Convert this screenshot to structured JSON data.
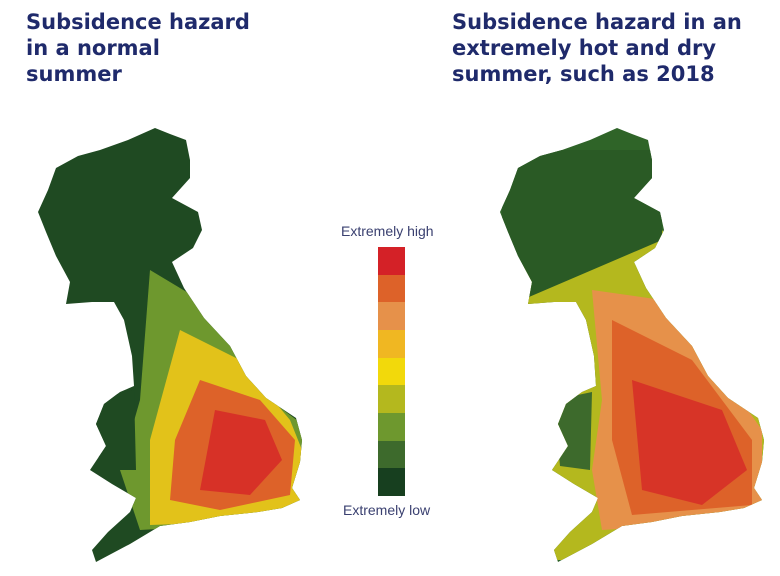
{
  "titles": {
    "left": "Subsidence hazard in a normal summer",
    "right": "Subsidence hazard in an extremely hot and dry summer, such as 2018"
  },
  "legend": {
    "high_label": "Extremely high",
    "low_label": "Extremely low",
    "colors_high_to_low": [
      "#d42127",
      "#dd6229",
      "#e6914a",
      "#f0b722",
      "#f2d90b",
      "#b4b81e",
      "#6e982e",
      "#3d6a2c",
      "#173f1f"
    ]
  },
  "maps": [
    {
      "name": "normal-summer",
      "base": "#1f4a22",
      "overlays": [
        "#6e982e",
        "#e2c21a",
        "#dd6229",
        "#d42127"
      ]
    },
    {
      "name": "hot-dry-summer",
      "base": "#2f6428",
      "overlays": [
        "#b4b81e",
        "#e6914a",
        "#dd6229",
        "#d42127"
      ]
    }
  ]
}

..........

TASK REQUIREMENTS.
Within the listing above, copy each line that has the string "summer".

SOLUTION FOR THIS TASK.
    "left": "Subsidence hazard in a normal summer",
    "right": "Subsidence hazard in an extremely hot and dry summer, such as 2018"
      "name": "normal-summer",
      "name": "hot-dry-summer",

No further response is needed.